Start of PROVIDED DATA
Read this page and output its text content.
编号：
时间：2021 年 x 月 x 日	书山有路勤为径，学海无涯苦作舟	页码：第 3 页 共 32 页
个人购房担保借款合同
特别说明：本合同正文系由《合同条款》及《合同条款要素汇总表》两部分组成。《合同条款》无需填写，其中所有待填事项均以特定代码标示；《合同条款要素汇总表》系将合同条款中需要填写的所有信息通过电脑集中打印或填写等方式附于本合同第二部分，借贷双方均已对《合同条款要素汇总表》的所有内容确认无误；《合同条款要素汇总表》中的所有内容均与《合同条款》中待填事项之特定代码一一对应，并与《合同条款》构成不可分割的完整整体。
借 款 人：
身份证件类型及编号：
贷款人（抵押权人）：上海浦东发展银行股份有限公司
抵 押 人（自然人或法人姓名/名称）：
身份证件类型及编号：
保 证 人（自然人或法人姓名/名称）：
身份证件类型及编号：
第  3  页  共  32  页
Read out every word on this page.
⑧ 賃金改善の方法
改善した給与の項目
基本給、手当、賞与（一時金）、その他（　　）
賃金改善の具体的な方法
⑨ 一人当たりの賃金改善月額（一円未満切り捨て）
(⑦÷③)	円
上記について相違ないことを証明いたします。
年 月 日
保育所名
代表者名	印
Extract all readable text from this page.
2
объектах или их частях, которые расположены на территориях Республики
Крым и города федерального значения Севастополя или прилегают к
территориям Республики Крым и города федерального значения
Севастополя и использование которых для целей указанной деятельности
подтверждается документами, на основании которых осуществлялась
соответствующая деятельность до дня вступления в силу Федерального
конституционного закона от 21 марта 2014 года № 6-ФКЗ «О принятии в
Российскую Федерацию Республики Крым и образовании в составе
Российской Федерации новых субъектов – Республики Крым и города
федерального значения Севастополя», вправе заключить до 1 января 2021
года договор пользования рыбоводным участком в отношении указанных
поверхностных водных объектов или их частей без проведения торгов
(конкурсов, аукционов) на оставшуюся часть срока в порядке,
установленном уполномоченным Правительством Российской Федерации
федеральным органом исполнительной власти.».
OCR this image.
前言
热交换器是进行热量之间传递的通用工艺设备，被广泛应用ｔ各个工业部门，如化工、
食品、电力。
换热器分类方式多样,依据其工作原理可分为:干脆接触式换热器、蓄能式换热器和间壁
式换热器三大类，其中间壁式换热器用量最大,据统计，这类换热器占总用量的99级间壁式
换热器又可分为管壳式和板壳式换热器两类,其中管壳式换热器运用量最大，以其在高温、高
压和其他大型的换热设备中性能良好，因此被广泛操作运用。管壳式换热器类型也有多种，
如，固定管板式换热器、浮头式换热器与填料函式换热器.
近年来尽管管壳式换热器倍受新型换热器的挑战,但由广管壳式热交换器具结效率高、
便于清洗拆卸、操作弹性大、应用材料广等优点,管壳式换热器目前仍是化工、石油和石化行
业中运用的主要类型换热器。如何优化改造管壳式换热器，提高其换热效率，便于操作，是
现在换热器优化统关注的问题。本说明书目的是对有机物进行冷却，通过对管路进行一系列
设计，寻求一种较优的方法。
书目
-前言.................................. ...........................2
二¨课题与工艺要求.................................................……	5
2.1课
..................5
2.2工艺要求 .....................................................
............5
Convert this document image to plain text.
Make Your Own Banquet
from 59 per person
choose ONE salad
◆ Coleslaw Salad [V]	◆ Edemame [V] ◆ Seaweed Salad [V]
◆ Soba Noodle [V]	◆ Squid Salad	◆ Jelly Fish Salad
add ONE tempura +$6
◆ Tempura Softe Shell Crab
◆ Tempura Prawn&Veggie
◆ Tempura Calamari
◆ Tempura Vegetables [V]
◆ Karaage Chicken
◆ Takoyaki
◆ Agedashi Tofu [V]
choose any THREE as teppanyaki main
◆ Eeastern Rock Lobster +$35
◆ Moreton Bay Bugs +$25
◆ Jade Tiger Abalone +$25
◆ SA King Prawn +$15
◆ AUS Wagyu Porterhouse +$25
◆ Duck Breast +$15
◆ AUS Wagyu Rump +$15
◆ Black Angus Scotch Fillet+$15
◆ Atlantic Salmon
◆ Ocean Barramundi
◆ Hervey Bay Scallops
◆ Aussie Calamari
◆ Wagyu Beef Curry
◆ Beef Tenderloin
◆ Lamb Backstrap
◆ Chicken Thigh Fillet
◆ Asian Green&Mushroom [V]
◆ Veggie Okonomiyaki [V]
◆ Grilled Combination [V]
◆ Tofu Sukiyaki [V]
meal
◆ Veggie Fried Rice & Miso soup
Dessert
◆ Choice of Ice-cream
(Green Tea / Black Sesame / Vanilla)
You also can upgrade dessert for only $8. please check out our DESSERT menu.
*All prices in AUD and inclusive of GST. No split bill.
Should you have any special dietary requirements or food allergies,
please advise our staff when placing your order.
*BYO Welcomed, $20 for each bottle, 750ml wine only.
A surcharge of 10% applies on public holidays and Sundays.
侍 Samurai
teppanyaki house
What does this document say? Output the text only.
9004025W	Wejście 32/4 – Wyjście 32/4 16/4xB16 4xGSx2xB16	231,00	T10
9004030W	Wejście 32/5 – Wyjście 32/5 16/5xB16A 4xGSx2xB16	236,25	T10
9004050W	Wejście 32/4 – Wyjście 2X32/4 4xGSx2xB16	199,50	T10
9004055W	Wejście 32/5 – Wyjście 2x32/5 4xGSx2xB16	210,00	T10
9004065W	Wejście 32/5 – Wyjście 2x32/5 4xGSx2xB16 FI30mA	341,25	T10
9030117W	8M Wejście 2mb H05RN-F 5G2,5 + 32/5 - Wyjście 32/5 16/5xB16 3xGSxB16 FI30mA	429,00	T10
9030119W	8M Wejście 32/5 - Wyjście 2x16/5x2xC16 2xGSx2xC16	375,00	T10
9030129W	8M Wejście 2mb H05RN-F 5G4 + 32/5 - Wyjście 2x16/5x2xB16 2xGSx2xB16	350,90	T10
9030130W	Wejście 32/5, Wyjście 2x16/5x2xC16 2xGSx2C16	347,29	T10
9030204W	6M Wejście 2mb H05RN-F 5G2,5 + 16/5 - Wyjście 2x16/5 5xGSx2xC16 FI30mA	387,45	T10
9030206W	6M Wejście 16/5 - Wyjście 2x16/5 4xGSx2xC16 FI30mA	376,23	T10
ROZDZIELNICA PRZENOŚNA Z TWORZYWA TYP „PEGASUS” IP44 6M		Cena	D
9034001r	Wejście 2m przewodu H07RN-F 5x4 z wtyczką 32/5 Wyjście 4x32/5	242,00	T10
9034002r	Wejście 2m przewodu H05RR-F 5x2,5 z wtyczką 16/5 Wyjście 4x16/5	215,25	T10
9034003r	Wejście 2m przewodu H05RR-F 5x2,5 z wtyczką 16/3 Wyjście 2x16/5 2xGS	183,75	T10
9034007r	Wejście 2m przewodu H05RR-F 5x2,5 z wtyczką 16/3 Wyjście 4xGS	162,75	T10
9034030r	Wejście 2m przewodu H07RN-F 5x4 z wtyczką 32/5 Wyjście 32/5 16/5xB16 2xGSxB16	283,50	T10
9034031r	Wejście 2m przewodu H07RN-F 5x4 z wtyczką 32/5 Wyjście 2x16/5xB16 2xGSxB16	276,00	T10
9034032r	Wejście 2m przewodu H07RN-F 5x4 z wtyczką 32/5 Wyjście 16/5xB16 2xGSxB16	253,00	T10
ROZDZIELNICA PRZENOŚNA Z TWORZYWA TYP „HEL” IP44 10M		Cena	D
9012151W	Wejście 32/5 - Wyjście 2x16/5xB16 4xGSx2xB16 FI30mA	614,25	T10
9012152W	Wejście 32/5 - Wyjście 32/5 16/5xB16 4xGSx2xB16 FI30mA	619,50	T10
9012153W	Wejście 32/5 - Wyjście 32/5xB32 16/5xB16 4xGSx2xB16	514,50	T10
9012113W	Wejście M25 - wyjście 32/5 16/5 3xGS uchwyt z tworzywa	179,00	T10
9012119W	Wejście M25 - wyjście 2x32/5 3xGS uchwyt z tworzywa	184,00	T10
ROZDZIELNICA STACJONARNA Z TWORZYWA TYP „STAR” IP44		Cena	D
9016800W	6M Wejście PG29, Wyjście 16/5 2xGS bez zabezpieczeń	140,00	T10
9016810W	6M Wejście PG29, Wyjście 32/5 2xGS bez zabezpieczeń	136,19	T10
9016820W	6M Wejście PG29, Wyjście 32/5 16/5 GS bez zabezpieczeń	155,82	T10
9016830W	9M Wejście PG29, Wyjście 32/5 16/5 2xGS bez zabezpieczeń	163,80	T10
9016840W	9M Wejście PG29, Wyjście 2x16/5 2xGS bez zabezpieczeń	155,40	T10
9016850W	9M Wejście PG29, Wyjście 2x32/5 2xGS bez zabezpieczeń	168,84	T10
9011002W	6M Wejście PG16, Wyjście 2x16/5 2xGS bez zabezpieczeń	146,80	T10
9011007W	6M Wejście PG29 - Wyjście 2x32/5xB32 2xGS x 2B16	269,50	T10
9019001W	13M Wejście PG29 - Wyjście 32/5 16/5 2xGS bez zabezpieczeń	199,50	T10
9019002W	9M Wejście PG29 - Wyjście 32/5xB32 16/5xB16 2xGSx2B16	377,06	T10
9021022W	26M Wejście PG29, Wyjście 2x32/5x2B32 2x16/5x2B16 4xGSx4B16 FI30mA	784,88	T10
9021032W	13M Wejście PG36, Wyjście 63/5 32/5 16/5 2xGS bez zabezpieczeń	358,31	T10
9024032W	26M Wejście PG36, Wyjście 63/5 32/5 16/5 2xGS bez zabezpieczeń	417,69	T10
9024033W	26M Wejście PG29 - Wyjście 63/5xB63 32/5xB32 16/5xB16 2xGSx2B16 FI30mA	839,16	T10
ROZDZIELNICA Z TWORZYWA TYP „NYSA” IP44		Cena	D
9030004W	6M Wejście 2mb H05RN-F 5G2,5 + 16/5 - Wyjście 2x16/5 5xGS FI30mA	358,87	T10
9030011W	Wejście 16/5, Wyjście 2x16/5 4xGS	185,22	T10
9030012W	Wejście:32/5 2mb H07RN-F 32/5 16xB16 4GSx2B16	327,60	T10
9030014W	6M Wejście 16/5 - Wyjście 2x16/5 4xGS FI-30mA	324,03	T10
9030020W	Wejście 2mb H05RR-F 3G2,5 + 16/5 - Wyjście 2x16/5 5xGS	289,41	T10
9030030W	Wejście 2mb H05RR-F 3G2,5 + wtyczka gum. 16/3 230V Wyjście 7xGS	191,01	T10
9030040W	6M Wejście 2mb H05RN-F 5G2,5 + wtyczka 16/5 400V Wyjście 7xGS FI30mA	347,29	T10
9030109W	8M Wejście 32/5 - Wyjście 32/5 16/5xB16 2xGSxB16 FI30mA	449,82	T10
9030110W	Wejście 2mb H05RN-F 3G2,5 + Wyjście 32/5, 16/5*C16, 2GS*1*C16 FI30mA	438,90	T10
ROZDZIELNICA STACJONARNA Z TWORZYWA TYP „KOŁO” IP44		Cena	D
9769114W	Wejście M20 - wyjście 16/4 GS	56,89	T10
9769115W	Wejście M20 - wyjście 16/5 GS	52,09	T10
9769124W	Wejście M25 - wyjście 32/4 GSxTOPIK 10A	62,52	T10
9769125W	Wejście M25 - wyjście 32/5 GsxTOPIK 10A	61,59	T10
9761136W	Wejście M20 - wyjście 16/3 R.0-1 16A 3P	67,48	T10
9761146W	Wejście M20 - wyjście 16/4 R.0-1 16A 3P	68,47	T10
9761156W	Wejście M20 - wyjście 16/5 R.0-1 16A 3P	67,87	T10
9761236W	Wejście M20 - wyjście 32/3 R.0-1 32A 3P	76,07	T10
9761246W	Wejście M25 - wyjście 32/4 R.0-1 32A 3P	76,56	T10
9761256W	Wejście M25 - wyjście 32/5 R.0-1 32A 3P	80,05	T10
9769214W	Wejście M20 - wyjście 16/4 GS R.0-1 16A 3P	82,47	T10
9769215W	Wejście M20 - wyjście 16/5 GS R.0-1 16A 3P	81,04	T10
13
End of PROVIDED DATA
> [WHAT TO DO] In the entries above, find every line holding the word "Российской" and copy it out.

> [EXERCISE SOLUTION]
Российской Федерации новых субъектов – Республики Крым и города
установленном уполномоченным Правительством Российской Федерации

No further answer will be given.